_Written task:_ Return all the entries exactly, keeping pictures out.

§

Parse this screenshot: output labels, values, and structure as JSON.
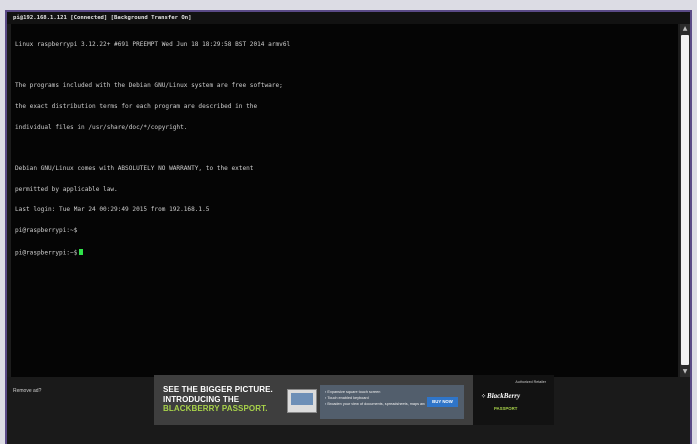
{
  "window": {
    "title": "pi@192.168.1.121 [Connected] [Background Transfer On]"
  },
  "terminal": {
    "lines": [
      "Linux raspberrypi 3.12.22+ #691 PREEMPT Wed Jun 18 18:29:58 BST 2014 armv6l",
      "",
      "The programs included with the Debian GNU/Linux system are free software;",
      "the exact distribution terms for each program are described in the",
      "individual files in /usr/share/doc/*/copyright.",
      "",
      "Debian GNU/Linux comes with ABSOLUTELY NO WARRANTY, to the extent",
      "permitted by applicable law.",
      "Last login: Tue Mar 24 00:29:49 2015 from 192.168.1.5",
      "pi@raspberrypi:~$"
    ],
    "prompt": "pi@raspberrypi:~$",
    "cursor_color": "#2fe34a"
  },
  "scrollbar": {
    "up_icon": "arrow-up-icon",
    "down_icon": "arrow-down-icon"
  },
  "status": {
    "label": "Remove ad?"
  },
  "ad": {
    "headline_1": "SEE THE BIGGER PICTURE.",
    "headline_2": "INTRODUCING THE",
    "headline_3": "BLACKBERRY PASSPORT.",
    "bullets": [
      "Expansive square touch screen",
      "Touch enabled keyboard",
      "Broaden your view of documents, spreadsheets, maps and more"
    ],
    "buy_label": "BUY NOW",
    "brand_top": "Authorized Retailer",
    "brand_name": "BlackBerry",
    "brand_sub": "PASSPORT",
    "accent_color": "#a8d24a"
  }
}
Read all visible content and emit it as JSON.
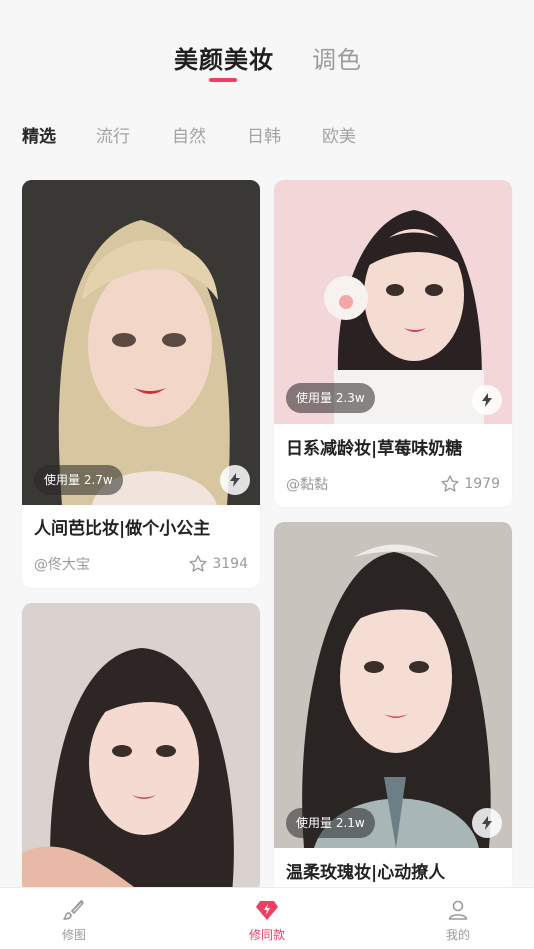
{
  "top_tabs": [
    {
      "label": "美颜美妆",
      "active": true
    },
    {
      "label": "调色",
      "active": false
    }
  ],
  "accent_color": "#ef3f63",
  "category_tabs": [
    {
      "label": "精选",
      "active": true
    },
    {
      "label": "流行",
      "active": false
    },
    {
      "label": "自然",
      "active": false
    },
    {
      "label": "日韩",
      "active": false
    },
    {
      "label": "欧美",
      "active": false
    }
  ],
  "cards": [
    {
      "usage": "使用量 2.7w",
      "title": "人间芭比妆|做个小公主",
      "author": "@佟大宝",
      "likes": "3194",
      "icon": "lightning-icon"
    },
    {
      "usage": "使用量 2.3w",
      "title": "日系减龄妆|草莓味奶糖",
      "author": "@黏黏",
      "likes": "1979",
      "icon": "lightning-icon"
    },
    {
      "usage": "",
      "title": "",
      "author": "",
      "likes": "",
      "icon": ""
    },
    {
      "usage": "使用量 2.1w",
      "title": "温柔玫瑰妆|心动撩人",
      "author": "",
      "likes": "",
      "icon": "lightning-icon"
    }
  ],
  "bottom_nav": [
    {
      "label": "修图",
      "icon": "brush-icon",
      "active": false
    },
    {
      "label": "修同款",
      "icon": "diamond-icon",
      "active": true
    },
    {
      "label": "我的",
      "icon": "user-icon",
      "active": false
    }
  ]
}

§

_Expected output:_
Parse this screenshot: output labels, values, and structure as JSON.
{
  "window": {
    "title": "pi@192.168.1.121 [Connected] [Background Transfer On]"
  },
  "terminal": {
    "lines": [
      "Linux raspberrypi 3.12.22+ #691 PREEMPT Wed Jun 18 18:29:58 BST 2014 armv6l",
      "",
      "The programs included with the Debian GNU/Linux system are free software;",
      "the exact distribution terms for each program are described in the",
      "individual files in /usr/share/doc/*/copyright.",
      "",
      "Debian GNU/Linux comes with ABSOLUTELY NO WARRANTY, to the extent",
      "permitted by applicable law.",
      "Last login: Tue Mar 24 00:29:49 2015 from 192.168.1.5",
      "pi@raspberrypi:~$"
    ],
    "prompt": "pi@raspberrypi:~$",
    "cursor_color": "#2fe34a"
  },
  "scrollbar": {
    "up_icon": "arrow-up-icon",
    "down_icon": "arrow-down-icon"
  },
  "status": {
    "label": "Remove ad?"
  },
  "ad": {
    "headline_1": "SEE THE BIGGER PICTURE.",
    "headline_2": "INTRODUCING THE",
    "headline_3": "BLACKBERRY PASSPORT.",
    "bullets": [
      "Expansive square touch screen",
      "Touch enabled keyboard",
      "Broaden your view of documents, spreadsheets, maps and more"
    ],
    "buy_label": "BUY NOW",
    "brand_top": "Authorized Retailer",
    "brand_name": "BlackBerry",
    "brand_sub": "PASSPORT",
    "accent_color": "#a8d24a"
  }
}
Read all visible content and emit it as JSON.
{
  "top_tabs": [
    {
      "label": "美颜美妆",
      "active": true
    },
    {
      "label": "调色",
      "active": false
    }
  ],
  "accent_color": "#ef3f63",
  "category_tabs": [
    {
      "label": "精选",
      "active": true
    },
    {
      "label": "流行",
      "active": false
    },
    {
      "label": "自然",
      "active": false
    },
    {
      "label": "日韩",
      "active": false
    },
    {
      "label": "欧美",
      "active": false
    }
  ],
  "cards": [
    {
      "usage": "使用量 2.7w",
      "title": "人间芭比妆|做个小公主",
      "author": "@佟大宝",
      "likes": "3194",
      "icon": "lightning-icon"
    },
    {
      "usage": "使用量 2.3w",
      "title": "日系减龄妆|草莓味奶糖",
      "author": "@黏黏",
      "likes": "1979",
      "icon": "lightning-icon"
    },
    {
      "usage": "",
      "title": "",
      "author": "",
      "likes": "",
      "icon": ""
    },
    {
      "usage": "使用量 2.1w",
      "title": "温柔玫瑰妆|心动撩人",
      "author": "",
      "likes": "",
      "icon": "lightning-icon"
    }
  ],
  "bottom_nav": [
    {
      "label": "修图",
      "icon": "brush-icon",
      "active": false
    },
    {
      "label": "修同款",
      "icon": "diamond-icon",
      "active": true
    },
    {
      "label": "我的",
      "icon": "user-icon",
      "active": false
    }
  ]
}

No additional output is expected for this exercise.